[DATASET EXTRACT start]

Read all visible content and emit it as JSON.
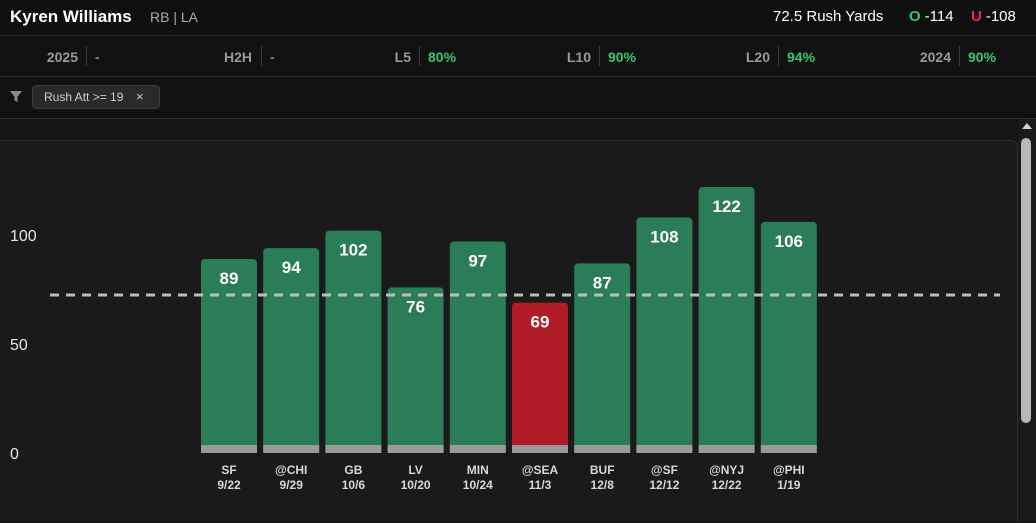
{
  "header": {
    "player_name": "Kyren Williams",
    "player_pos": "RB | LA",
    "prop": "72.5 Rush Yards",
    "over_label": "O",
    "over_odds": "-114",
    "under_label": "U",
    "under_odds": "-108"
  },
  "stats": [
    {
      "label": "2025",
      "value": "-"
    },
    {
      "label": "H2H",
      "value": "-"
    },
    {
      "label": "L5",
      "value": "80%"
    },
    {
      "label": "L10",
      "value": "90%"
    },
    {
      "label": "L20",
      "value": "94%"
    },
    {
      "label": "2024",
      "value": "90%"
    }
  ],
  "filter": {
    "chip_label": "Rush Att >= 19",
    "chip_close": "×"
  },
  "colors": {
    "hit": "#2a7d56",
    "miss": "#b01c28",
    "positive_text": "#3ac56b",
    "under_text": "#e0323c",
    "line": "#bdbdbd"
  },
  "chart_data": {
    "type": "bar",
    "categories": [
      "SF",
      "@CHI",
      "GB",
      "LV",
      "MIN",
      "@SEA",
      "BUF",
      "@SF",
      "@NYJ",
      "@PHI"
    ],
    "dates": [
      "9/22",
      "9/29",
      "10/6",
      "10/20",
      "10/24",
      "11/3",
      "12/8",
      "12/12",
      "12/22",
      "1/19"
    ],
    "values": [
      89,
      94,
      102,
      76,
      97,
      69,
      87,
      108,
      122,
      106
    ],
    "line": 72.5,
    "yticks": [
      0,
      50,
      100
    ],
    "ylim": [
      0,
      122
    ]
  }
}
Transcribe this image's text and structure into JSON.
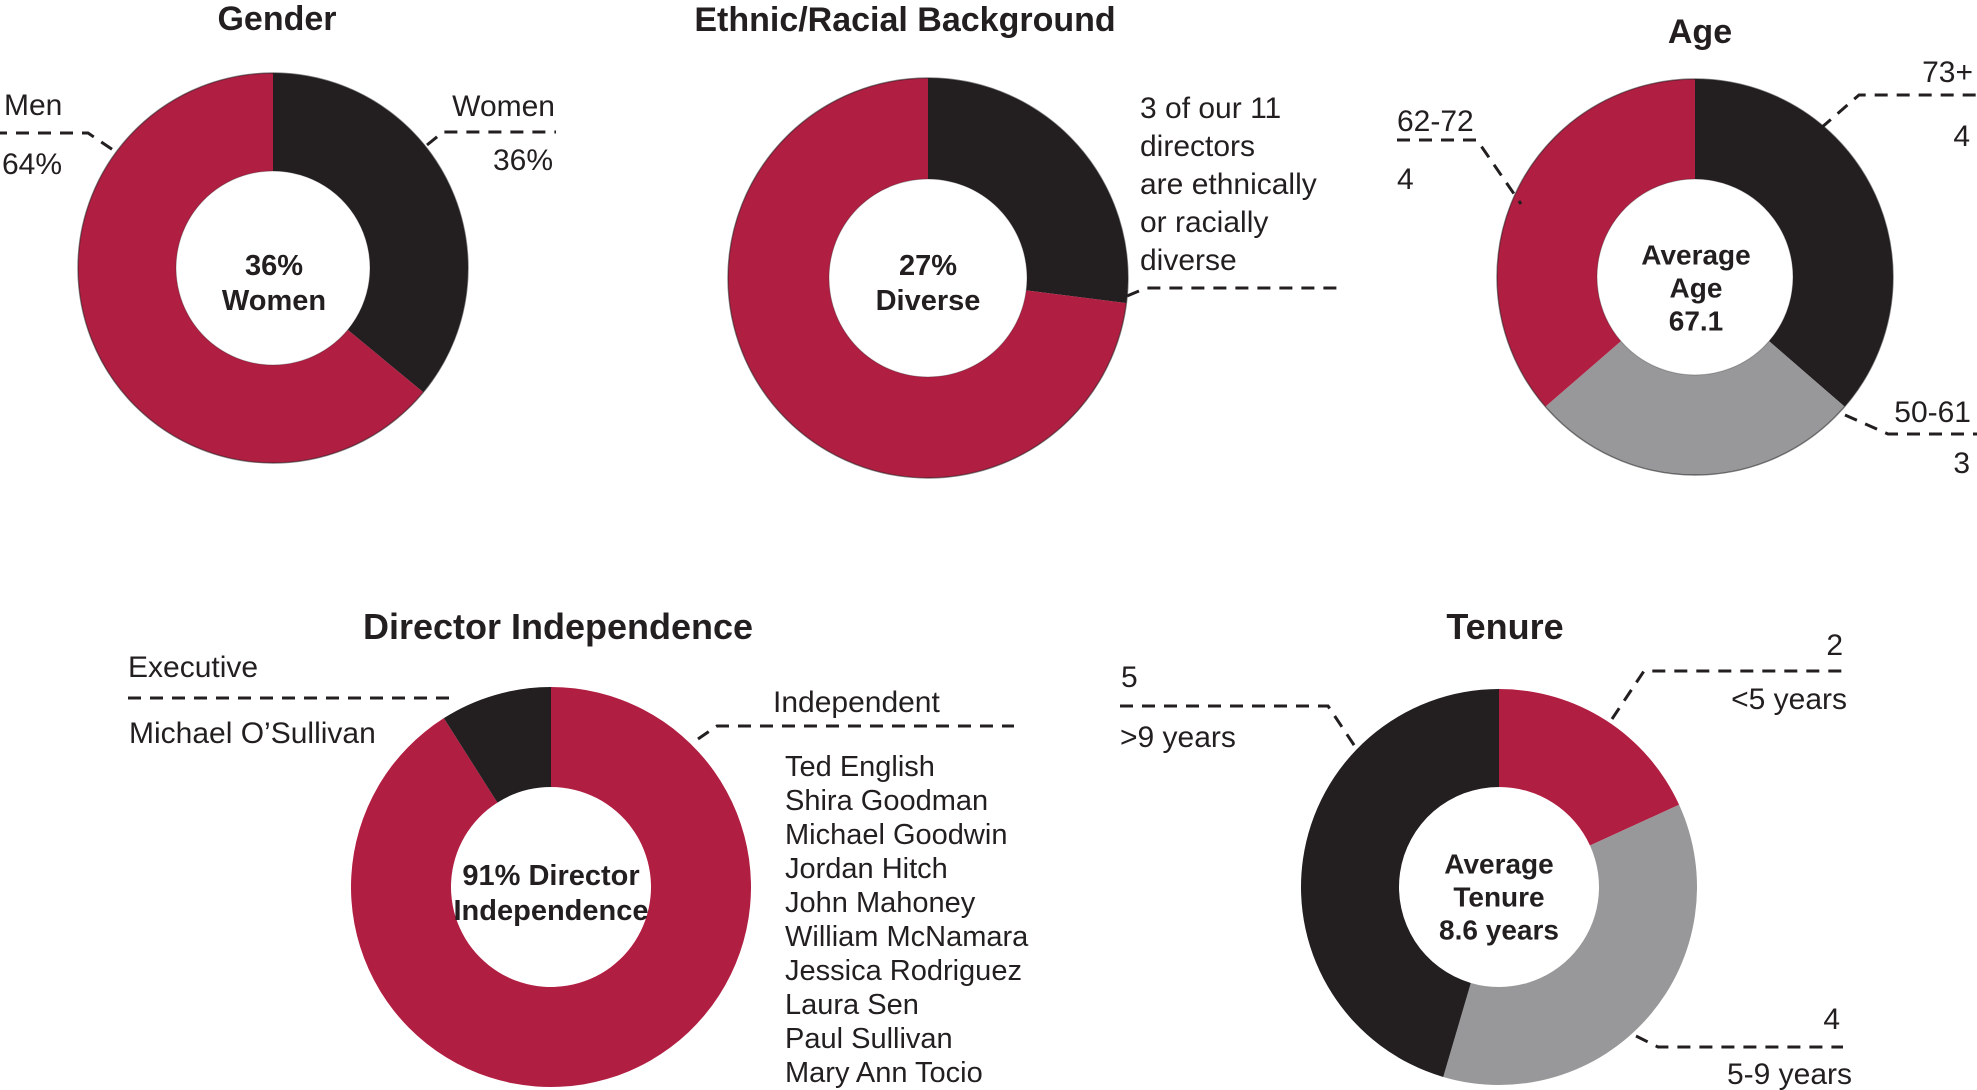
{
  "colors": {
    "red": "#B01E42",
    "black": "#231F20",
    "gray": "#98989A",
    "ink": "#231F20",
    "background": "#FFFFFF"
  },
  "chart_data": [
    {
      "id": "gender",
      "type": "donut",
      "title": "Gender",
      "total": 100,
      "unit": "%",
      "center_lines": [
        "36%",
        "Women"
      ],
      "segments": [
        {
          "label": "Women",
          "value": 36,
          "pct_label": "36%",
          "color": "#231F20"
        },
        {
          "label": "Men",
          "value": 64,
          "pct_label": "64%",
          "color": "#B01E42"
        }
      ]
    },
    {
      "id": "ethnic",
      "type": "donut",
      "title": "Ethnic/Racial Background",
      "total": 100,
      "unit": "%",
      "center_lines": [
        "27%",
        "Diverse"
      ],
      "note_lines": [
        "3 of our 11",
        "directors",
        "are ethnically",
        "or racially",
        "diverse"
      ],
      "segments": [
        {
          "label": "Diverse",
          "value": 27,
          "pct_label": "27%",
          "color": "#231F20"
        },
        {
          "label": "",
          "value": 73,
          "color": "#B01E42"
        }
      ]
    },
    {
      "id": "age",
      "type": "donut",
      "title": "Age",
      "total": 11,
      "unit": "directors",
      "center_lines": [
        "Average",
        "Age",
        "67.1"
      ],
      "segments": [
        {
          "label": "73+",
          "value": 4,
          "color": "#231F20"
        },
        {
          "label": "50-61",
          "value": 3,
          "color": "#98989A"
        },
        {
          "label": "62-72",
          "value": 4,
          "color": "#B01E42"
        }
      ]
    },
    {
      "id": "director_independence",
      "type": "donut",
      "title": "Director Independence",
      "total": 100,
      "unit": "%",
      "center_lines": [
        "91% Director",
        "Independence"
      ],
      "segments": [
        {
          "label": "Independent",
          "value": 91,
          "pct_label": "91%",
          "color": "#B01E42",
          "members": [
            "Ted English",
            "Shira Goodman",
            "Michael Goodwin",
            "Jordan Hitch",
            "John Mahoney",
            "William McNamara",
            "Jessica Rodriguez",
            "Laura Sen",
            "Paul Sullivan",
            "Mary Ann Tocio"
          ]
        },
        {
          "label": "Executive",
          "value": 9,
          "pct_label": "9%",
          "color": "#231F20",
          "members": [
            "Michael O’Sullivan"
          ]
        }
      ]
    },
    {
      "id": "tenure",
      "type": "donut",
      "title": "Tenure",
      "total": 11,
      "unit": "directors",
      "center_lines": [
        "Average",
        "Tenure",
        "8.6 years"
      ],
      "segments": [
        {
          "label": "<5 years",
          "value": 2,
          "color": "#B01E42"
        },
        {
          "label": "5-9 years",
          "value": 4,
          "color": "#98989A"
        },
        {
          "label": ">9 years",
          "value": 5,
          "color": "#231F20"
        }
      ]
    }
  ]
}
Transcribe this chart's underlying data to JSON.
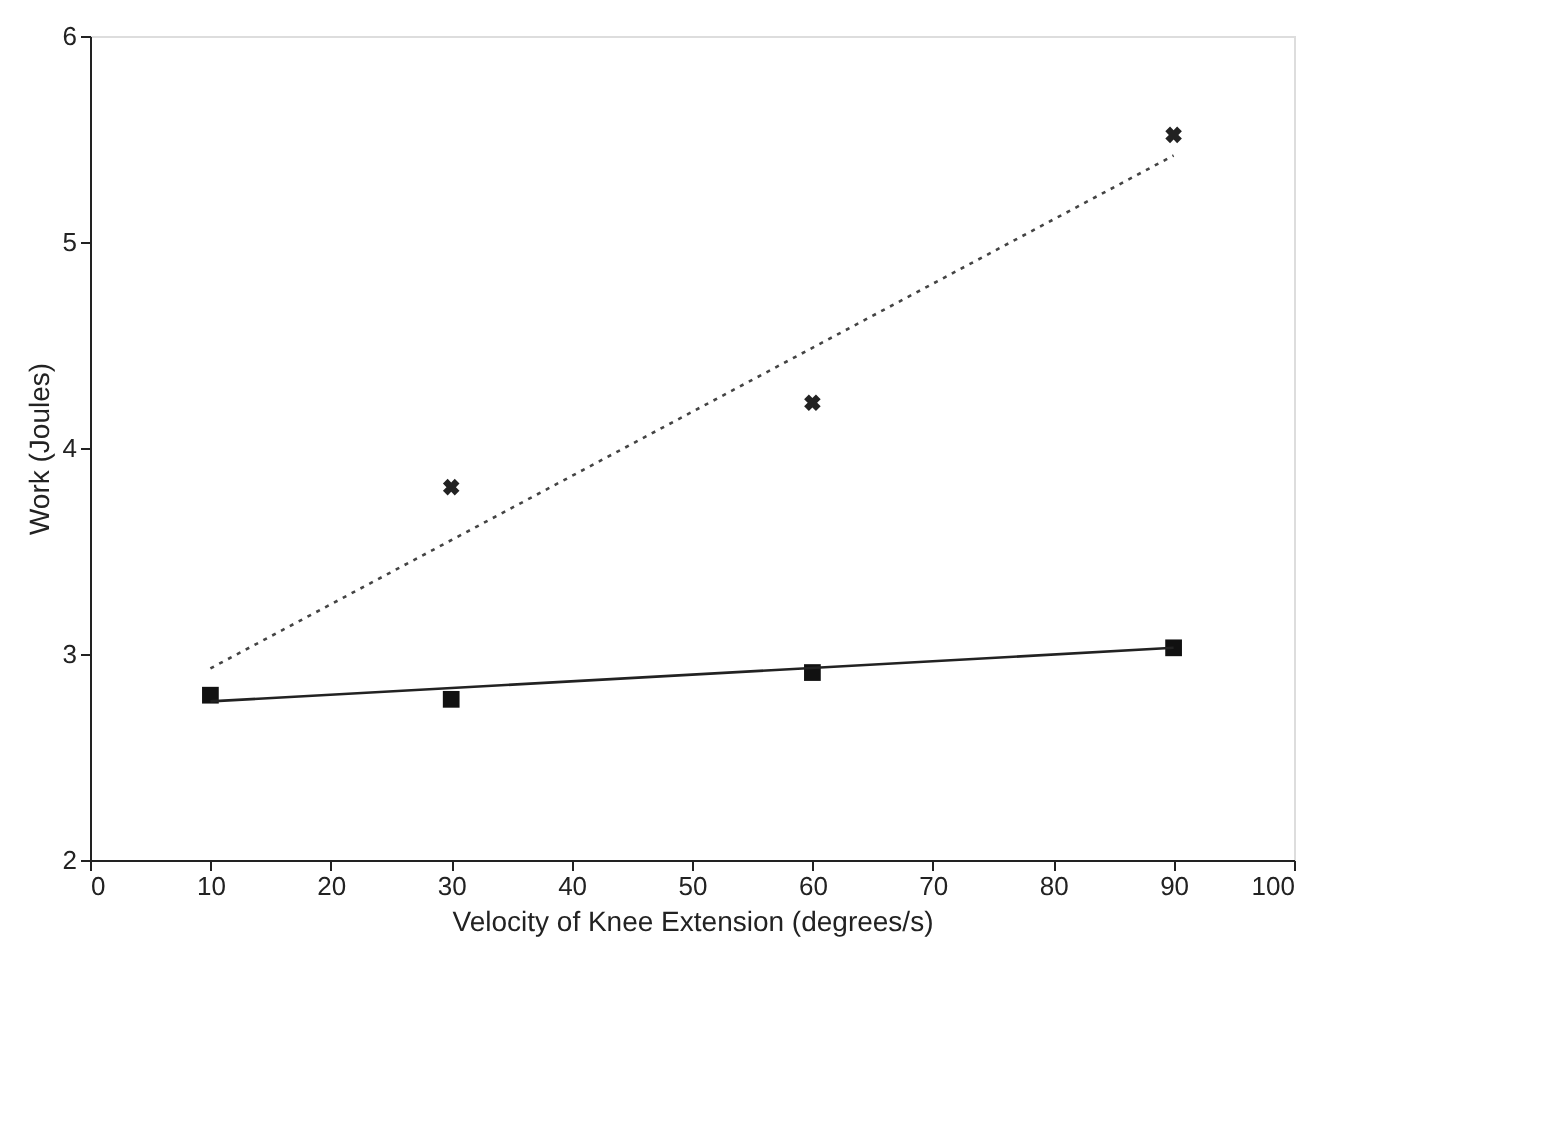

[DATASET EXTRACT end]

**GIVEN EXERCISE:** Pictures stay out of the copy; please restate every record above exactly.

**EXERCISE RESPONSE:**
Read all visible content and emit it as JSON.
{
  "header": {
    "player_name": "Kyren Williams",
    "player_pos": "RB | LA",
    "prop": "72.5 Rush Yards",
    "over_label": "O",
    "over_odds": "-114",
    "under_label": "U",
    "under_odds": "-108"
  },
  "stats": [
    {
      "label": "2025",
      "value": "-"
    },
    {
      "label": "H2H",
      "value": "-"
    },
    {
      "label": "L5",
      "value": "80%"
    },
    {
      "label": "L10",
      "value": "90%"
    },
    {
      "label": "L20",
      "value": "94%"
    },
    {
      "label": "2024",
      "value": "90%"
    }
  ],
  "filter": {
    "chip_label": "Rush Att >= 19",
    "chip_close": "×"
  },
  "colors": {
    "hit": "#2a7d56",
    "miss": "#b01c28",
    "positive_text": "#3ac56b",
    "under_text": "#e0323c",
    "line": "#bdbdbd"
  },
  "chart_data": {
    "type": "bar",
    "categories": [
      "SF",
      "@CHI",
      "GB",
      "LV",
      "MIN",
      "@SEA",
      "BUF",
      "@SF",
      "@NYJ",
      "@PHI"
    ],
    "dates": [
      "9/22",
      "9/29",
      "10/6",
      "10/20",
      "10/24",
      "11/3",
      "12/8",
      "12/12",
      "12/22",
      "1/19"
    ],
    "values": [
      89,
      94,
      102,
      76,
      97,
      69,
      87,
      108,
      122,
      106
    ],
    "line": 72.5,
    "yticks": [
      0,
      50,
      100
    ],
    "ylim": [
      0,
      122
    ]
  }
}
Transcribe this image's text and structure into JSON.
{
  "colors": {
    "red": "#B01E42",
    "black": "#231F20",
    "gray": "#98989A",
    "ink": "#231F20",
    "background": "#FFFFFF"
  },
  "chart_data": [
    {
      "id": "gender",
      "type": "donut",
      "title": "Gender",
      "total": 100,
      "unit": "%",
      "center_lines": [
        "36%",
        "Women"
      ],
      "segments": [
        {
          "label": "Women",
          "value": 36,
          "pct_label": "36%",
          "color": "#231F20"
        },
        {
          "label": "Men",
          "value": 64,
          "pct_label": "64%",
          "color": "#B01E42"
        }
      ]
    },
    {
      "id": "ethnic",
      "type": "donut",
      "title": "Ethnic/Racial Background",
      "total": 100,
      "unit": "%",
      "center_lines": [
        "27%",
        "Diverse"
      ],
      "note_lines": [
        "3 of our 11",
        "directors",
        "are ethnically",
        "or racially",
        "diverse"
      ],
      "segments": [
        {
          "label": "Diverse",
          "value": 27,
          "pct_label": "27%",
          "color": "#231F20"
        },
        {
          "label": "",
          "value": 73,
          "color": "#B01E42"
        }
      ]
    },
    {
      "id": "age",
      "type": "donut",
      "title": "Age",
      "total": 11,
      "unit": "directors",
      "center_lines": [
        "Average",
        "Age",
        "67.1"
      ],
      "segments": [
        {
          "label": "73+",
          "value": 4,
          "color": "#231F20"
        },
        {
          "label": "50-61",
          "value": 3,
          "color": "#98989A"
        },
        {
          "label": "62-72",
          "value": 4,
          "color": "#B01E42"
        }
      ]
    },
    {
      "id": "director_independence",
      "type": "donut",
      "title": "Director Independence",
      "total": 100,
      "unit": "%",
      "center_lines": [
        "91% Director",
        "Independence"
      ],
      "segments": [
        {
          "label": "Independent",
          "value": 91,
          "pct_label": "91%",
          "color": "#B01E42",
          "members": [
            "Ted English",
            "Shira Goodman",
            "Michael Goodwin",
            "Jordan Hitch",
            "John Mahoney",
            "William McNamara",
            "Jessica Rodriguez",
            "Laura Sen",
            "Paul Sullivan",
            "Mary Ann Tocio"
          ]
        },
        {
          "label": "Executive",
          "value": 9,
          "pct_label": "9%",
          "color": "#231F20",
          "members": [
            "Michael O’Sullivan"
          ]
        }
      ]
    },
    {
      "id": "tenure",
      "type": "donut",
      "title": "Tenure",
      "total": 11,
      "unit": "directors",
      "center_lines": [
        "Average",
        "Tenure",
        "8.6 years"
      ],
      "segments": [
        {
          "label": "<5 years",
          "value": 2,
          "color": "#B01E42"
        },
        {
          "label": "5-9 years",
          "value": 4,
          "color": "#98989A"
        },
        {
          "label": ">9 years",
          "value": 5,
          "color": "#231F20"
        }
      ]
    }
  ]
}
Transcribe this chart's underlying data to JSON.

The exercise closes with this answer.